◆ Entries shown
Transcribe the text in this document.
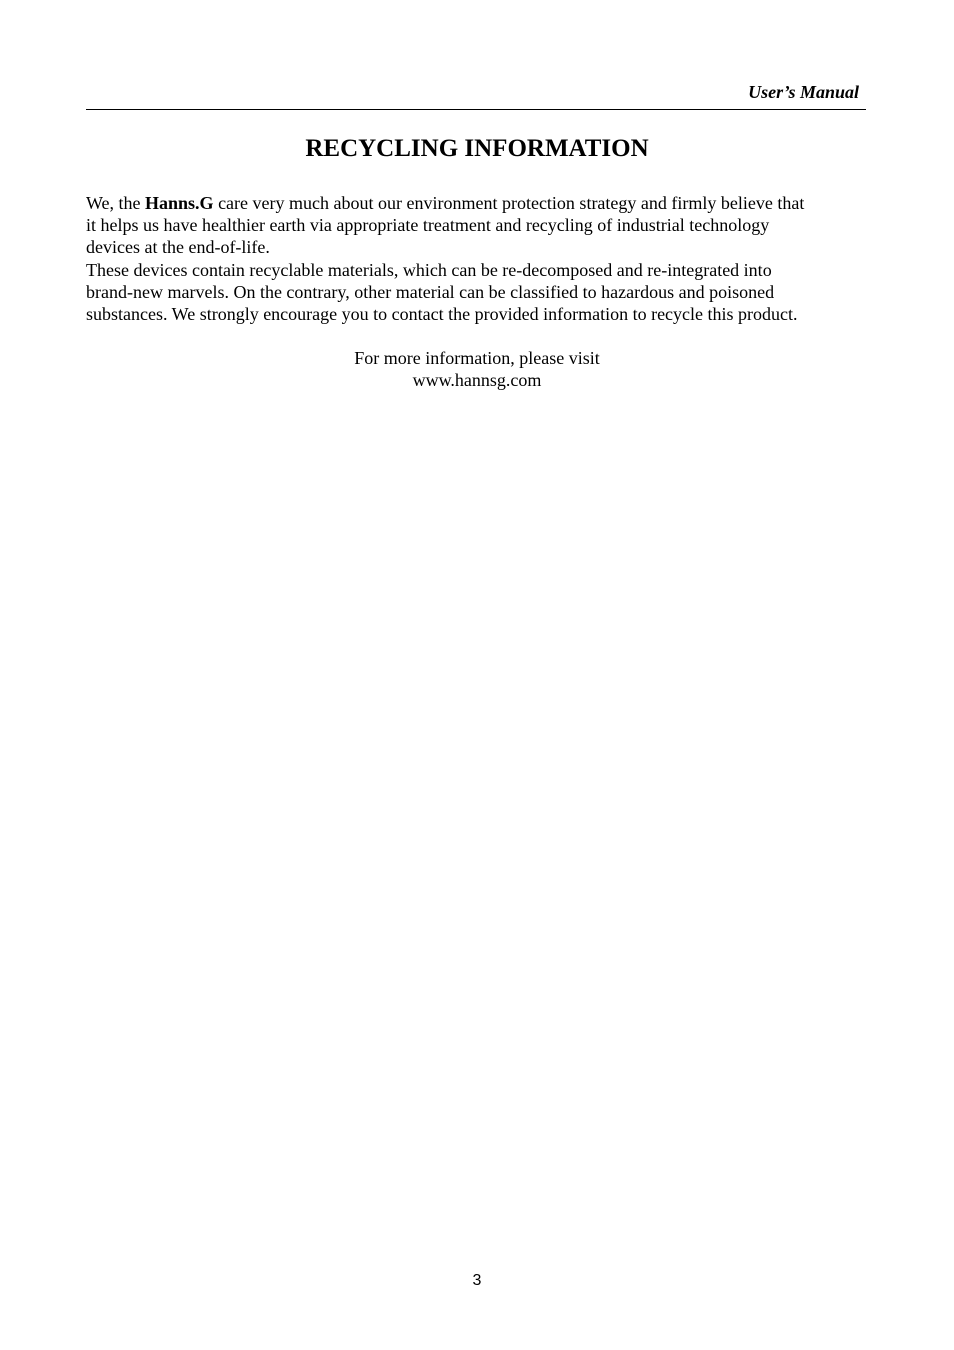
User’s Manual
RECYCLING INFORMATION

We, the Hanns.G care very much about our environment protection strategy and firmly believe that
it helps us have healthier earth via appropriate treatment and recycling of industrial technology
devices at the end-of-life.

These devices contain recyclable materials, which can be re-decomposed and re-integrated into
brand-new marvels. On the contrary, other material can be classified to hazardous and poisoned
substances. We strongly encourage you to contact the provided information to recycle this product.

For more information, please visit
www.hannsg.com
3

◆ Work required
Return each line of the data, keeping its wording exact and omitting pictures.

◆ Final result
Transcribe the text in this document.
User’s Manual
RECYCLING INFORMATION

We, the Hanns.G care very much about our environment protection strategy and firmly believe that
it helps us have healthier earth via appropriate treatment and recycling of industrial technology
devices at the end-of-life.

These devices contain recyclable materials, which can be re-decomposed and re-integrated into
brand-new marvels. On the contrary, other material can be classified to hazardous and poisoned
substances. We strongly encourage you to contact the provided information to recycle this product.

For more information, please visit
www.hannsg.com
3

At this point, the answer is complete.